What this task involves: Pick every line with "Road" from the material below.

-- BEGIN Input records --

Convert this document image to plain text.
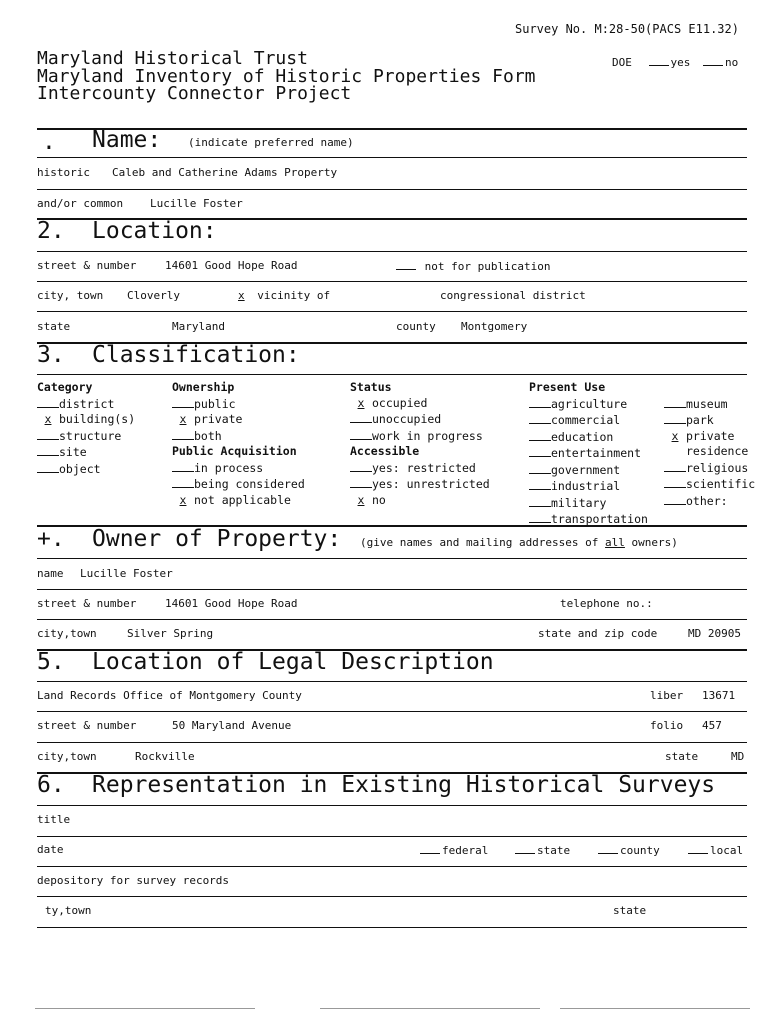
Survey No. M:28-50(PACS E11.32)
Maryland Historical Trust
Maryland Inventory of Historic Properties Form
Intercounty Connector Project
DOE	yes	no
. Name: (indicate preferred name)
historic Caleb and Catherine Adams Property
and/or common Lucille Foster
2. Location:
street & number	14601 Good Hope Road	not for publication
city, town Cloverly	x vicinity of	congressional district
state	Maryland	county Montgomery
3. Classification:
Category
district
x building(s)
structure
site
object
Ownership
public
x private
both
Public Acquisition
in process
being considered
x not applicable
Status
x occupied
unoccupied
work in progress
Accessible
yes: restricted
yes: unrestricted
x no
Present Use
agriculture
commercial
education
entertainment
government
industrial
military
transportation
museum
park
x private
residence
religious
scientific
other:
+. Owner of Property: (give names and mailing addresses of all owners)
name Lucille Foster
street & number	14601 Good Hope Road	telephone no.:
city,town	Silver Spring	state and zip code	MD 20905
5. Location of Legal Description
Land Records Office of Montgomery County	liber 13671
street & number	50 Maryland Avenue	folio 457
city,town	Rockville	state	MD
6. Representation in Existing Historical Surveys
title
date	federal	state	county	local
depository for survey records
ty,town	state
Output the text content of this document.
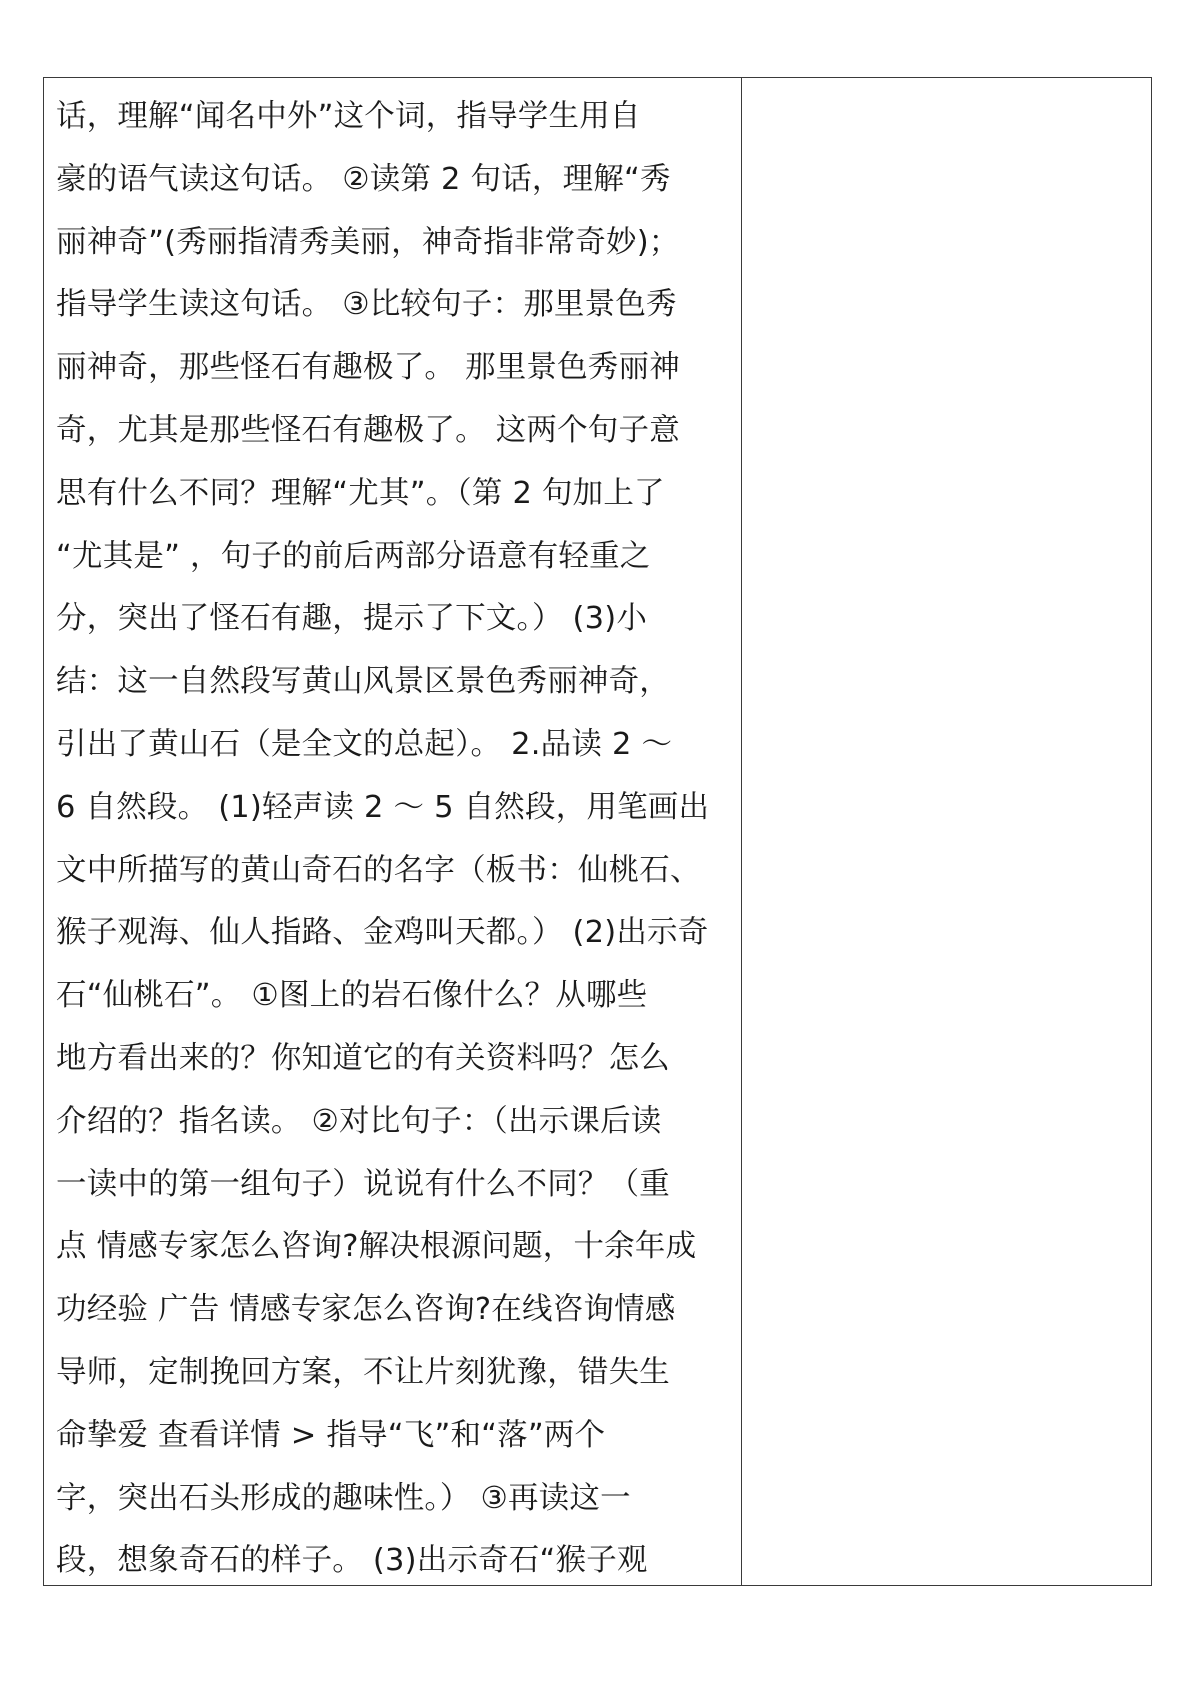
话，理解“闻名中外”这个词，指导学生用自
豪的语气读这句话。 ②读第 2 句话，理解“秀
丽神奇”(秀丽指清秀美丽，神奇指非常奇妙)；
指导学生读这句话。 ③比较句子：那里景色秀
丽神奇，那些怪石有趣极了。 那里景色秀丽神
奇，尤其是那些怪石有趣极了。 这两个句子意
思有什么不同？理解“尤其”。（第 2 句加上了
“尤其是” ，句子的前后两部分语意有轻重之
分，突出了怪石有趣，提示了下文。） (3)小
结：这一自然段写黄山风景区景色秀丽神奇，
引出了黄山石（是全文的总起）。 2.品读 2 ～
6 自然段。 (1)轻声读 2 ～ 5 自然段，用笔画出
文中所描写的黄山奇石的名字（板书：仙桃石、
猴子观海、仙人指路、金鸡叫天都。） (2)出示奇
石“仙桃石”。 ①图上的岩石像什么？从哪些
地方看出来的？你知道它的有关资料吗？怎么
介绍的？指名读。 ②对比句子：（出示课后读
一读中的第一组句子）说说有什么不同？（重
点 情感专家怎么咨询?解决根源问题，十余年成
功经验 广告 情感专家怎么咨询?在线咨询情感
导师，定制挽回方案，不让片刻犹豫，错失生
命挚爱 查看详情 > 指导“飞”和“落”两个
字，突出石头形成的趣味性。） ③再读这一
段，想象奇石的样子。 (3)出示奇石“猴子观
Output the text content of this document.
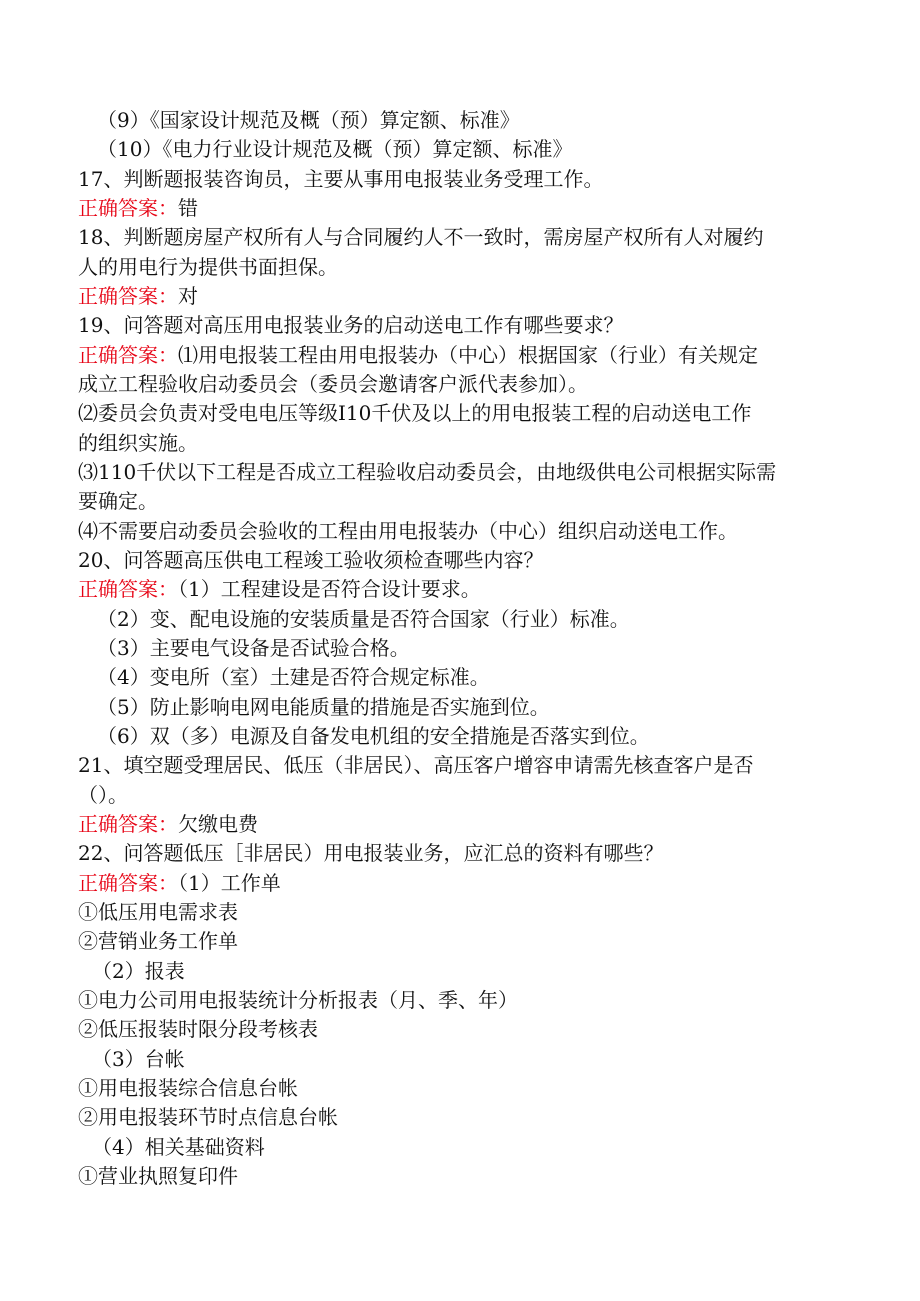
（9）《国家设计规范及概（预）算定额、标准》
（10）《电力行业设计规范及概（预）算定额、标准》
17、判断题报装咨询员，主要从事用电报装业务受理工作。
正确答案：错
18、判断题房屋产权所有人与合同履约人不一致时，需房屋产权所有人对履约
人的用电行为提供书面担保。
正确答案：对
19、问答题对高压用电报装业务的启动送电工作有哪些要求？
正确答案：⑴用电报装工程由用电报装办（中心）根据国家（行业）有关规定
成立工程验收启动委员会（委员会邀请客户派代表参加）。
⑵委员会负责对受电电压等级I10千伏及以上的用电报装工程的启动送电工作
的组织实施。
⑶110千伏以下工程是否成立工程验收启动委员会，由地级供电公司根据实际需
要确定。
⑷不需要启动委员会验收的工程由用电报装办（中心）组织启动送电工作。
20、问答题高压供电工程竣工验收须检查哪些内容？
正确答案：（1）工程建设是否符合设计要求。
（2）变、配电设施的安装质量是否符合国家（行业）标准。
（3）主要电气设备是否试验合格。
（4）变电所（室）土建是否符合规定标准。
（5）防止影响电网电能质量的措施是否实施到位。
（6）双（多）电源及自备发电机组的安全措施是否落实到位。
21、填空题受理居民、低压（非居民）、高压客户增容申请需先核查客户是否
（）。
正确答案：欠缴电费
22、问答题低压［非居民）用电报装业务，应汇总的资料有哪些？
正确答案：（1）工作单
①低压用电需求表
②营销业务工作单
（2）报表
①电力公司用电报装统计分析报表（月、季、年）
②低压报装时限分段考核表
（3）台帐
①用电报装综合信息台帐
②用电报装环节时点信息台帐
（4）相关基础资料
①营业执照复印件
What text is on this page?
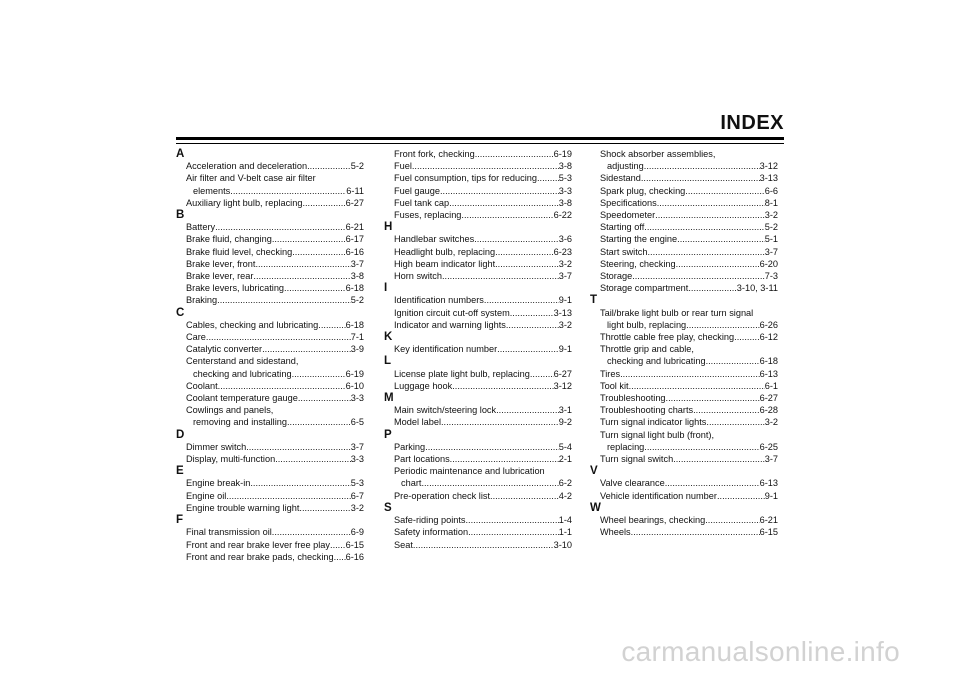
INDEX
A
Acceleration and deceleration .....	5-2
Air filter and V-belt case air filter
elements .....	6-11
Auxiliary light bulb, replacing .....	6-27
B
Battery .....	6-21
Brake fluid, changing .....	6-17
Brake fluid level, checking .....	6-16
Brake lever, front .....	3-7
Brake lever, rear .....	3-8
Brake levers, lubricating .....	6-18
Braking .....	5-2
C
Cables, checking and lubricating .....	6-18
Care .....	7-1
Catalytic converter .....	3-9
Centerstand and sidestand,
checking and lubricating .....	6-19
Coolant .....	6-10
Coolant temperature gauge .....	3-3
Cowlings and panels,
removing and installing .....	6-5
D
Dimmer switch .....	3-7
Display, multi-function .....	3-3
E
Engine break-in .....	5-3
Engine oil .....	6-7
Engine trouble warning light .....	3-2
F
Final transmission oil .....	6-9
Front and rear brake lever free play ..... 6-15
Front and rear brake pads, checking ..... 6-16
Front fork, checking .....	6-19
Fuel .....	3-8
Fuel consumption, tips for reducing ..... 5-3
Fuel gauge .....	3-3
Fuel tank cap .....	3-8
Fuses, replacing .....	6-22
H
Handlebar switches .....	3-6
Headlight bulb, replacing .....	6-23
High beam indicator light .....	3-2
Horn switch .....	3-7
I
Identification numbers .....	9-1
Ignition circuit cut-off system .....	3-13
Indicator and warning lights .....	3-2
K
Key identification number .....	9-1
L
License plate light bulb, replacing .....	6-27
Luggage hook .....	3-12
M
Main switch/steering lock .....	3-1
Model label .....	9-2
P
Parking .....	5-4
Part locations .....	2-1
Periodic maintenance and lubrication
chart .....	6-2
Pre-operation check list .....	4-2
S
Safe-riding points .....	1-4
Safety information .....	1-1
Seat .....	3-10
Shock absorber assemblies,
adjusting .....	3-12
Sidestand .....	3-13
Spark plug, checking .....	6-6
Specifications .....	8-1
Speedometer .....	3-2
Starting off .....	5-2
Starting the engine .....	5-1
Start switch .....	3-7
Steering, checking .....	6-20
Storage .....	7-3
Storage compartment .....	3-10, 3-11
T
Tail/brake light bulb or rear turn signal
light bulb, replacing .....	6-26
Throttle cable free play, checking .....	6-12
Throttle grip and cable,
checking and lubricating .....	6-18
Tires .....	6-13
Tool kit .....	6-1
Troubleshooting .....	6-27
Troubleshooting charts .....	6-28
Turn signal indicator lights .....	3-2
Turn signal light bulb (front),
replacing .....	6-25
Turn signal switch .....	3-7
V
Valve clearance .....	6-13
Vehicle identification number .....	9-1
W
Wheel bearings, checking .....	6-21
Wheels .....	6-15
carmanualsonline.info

-- END Input records --

Complete output:
street & number	14601 Good Hope Road	not for publication
street & number	14601 Good Hope Road	telephone no.:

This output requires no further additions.